::: Material for this exercise :::

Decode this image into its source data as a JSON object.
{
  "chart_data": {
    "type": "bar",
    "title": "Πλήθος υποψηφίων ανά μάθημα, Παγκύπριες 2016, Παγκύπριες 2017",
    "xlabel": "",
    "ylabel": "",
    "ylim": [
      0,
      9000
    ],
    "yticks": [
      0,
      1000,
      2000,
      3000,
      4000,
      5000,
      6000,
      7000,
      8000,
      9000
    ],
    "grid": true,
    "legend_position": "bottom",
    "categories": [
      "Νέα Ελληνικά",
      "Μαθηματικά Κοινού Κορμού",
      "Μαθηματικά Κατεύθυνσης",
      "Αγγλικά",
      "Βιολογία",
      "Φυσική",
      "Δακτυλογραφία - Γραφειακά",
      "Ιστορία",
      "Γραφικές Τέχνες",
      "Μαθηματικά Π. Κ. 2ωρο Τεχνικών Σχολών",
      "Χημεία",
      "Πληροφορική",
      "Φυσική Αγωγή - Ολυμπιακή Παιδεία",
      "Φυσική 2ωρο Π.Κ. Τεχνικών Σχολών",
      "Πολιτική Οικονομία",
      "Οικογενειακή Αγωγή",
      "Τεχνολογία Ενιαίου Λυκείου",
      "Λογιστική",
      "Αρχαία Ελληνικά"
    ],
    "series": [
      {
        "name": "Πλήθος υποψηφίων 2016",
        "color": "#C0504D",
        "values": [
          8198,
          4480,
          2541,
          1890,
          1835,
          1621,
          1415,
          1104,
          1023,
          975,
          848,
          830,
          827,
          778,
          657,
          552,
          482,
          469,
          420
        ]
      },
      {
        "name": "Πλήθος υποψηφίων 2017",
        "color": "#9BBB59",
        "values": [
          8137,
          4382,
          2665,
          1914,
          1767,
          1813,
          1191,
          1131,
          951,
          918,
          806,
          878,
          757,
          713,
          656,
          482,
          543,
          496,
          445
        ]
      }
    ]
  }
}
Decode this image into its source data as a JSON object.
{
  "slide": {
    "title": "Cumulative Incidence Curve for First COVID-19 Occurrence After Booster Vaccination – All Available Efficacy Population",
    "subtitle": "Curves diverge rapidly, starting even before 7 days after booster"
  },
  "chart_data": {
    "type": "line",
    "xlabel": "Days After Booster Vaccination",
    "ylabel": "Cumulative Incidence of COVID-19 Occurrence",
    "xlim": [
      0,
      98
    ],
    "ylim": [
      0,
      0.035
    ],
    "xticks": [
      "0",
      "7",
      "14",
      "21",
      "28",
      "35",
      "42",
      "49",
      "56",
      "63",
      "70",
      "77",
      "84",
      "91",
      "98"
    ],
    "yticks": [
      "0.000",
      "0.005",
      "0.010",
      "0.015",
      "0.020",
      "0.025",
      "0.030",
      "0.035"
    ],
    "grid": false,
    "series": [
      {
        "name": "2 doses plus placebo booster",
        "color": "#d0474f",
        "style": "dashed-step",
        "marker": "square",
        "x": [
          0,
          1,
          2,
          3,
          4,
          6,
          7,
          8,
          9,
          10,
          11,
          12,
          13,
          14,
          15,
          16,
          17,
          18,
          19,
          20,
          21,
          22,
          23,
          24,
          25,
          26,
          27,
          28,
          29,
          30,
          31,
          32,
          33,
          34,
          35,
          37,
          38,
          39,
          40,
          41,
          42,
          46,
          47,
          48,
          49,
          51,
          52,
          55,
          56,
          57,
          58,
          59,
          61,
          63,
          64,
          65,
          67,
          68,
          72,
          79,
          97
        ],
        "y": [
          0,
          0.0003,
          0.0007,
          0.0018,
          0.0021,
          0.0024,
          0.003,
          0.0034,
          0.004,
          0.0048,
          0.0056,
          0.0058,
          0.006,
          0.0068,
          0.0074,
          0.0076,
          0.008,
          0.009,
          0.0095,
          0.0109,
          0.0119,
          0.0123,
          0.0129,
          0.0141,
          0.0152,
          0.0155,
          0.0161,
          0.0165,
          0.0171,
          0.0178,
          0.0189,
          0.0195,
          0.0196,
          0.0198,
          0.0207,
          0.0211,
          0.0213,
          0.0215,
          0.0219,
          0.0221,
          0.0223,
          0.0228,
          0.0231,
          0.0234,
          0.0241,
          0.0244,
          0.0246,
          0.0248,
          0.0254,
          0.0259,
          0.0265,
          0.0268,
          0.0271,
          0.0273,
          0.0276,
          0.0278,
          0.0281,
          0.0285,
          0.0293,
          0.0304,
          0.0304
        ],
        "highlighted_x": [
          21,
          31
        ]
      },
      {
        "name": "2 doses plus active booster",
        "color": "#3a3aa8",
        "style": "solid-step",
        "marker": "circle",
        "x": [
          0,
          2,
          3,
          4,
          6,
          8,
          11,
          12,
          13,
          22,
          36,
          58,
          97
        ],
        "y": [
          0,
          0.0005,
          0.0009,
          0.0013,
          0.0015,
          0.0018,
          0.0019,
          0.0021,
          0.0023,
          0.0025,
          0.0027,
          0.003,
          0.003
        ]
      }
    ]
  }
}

:::
::: Material for this exercise :::

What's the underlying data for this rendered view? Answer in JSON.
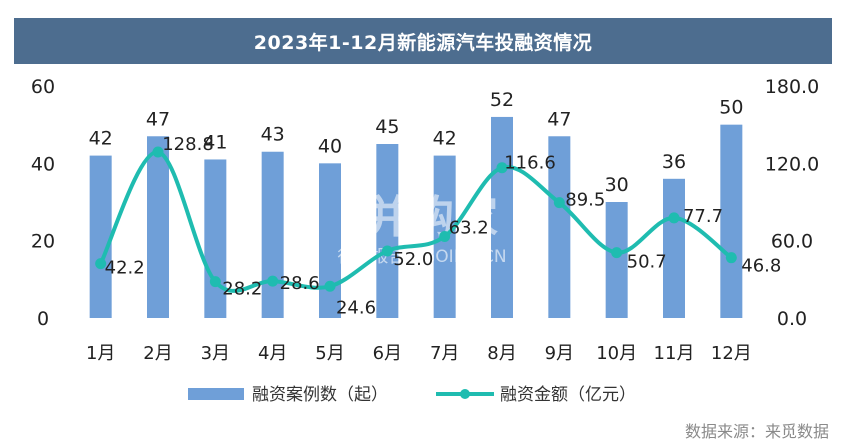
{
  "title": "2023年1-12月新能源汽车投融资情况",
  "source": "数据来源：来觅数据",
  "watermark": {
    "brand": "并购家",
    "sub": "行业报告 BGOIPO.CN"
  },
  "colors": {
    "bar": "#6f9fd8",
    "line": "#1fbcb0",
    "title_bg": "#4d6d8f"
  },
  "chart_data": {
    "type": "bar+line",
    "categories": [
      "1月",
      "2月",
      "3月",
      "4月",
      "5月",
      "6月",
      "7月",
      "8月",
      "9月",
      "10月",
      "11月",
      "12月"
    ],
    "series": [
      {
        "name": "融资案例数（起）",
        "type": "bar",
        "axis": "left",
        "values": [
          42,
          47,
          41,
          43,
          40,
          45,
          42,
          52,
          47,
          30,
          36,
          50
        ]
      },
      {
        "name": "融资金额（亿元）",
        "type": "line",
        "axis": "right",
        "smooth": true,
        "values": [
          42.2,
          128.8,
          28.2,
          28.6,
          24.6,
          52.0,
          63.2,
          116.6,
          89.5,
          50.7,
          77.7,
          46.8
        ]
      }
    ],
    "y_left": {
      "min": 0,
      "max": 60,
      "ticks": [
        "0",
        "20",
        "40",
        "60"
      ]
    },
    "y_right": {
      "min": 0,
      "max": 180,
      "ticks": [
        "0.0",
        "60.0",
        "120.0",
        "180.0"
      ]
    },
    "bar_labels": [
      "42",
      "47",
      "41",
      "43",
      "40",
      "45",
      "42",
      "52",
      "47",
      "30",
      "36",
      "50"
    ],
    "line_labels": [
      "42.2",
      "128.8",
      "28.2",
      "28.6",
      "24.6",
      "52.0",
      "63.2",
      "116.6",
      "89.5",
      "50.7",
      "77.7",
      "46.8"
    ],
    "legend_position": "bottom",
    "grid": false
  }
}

:::

What you have to do
From the entries above, copy out every line where the string "doses" appears.

Output for this task
        "name": "2 doses plus placebo booster",
        "name": "2 doses plus active booster",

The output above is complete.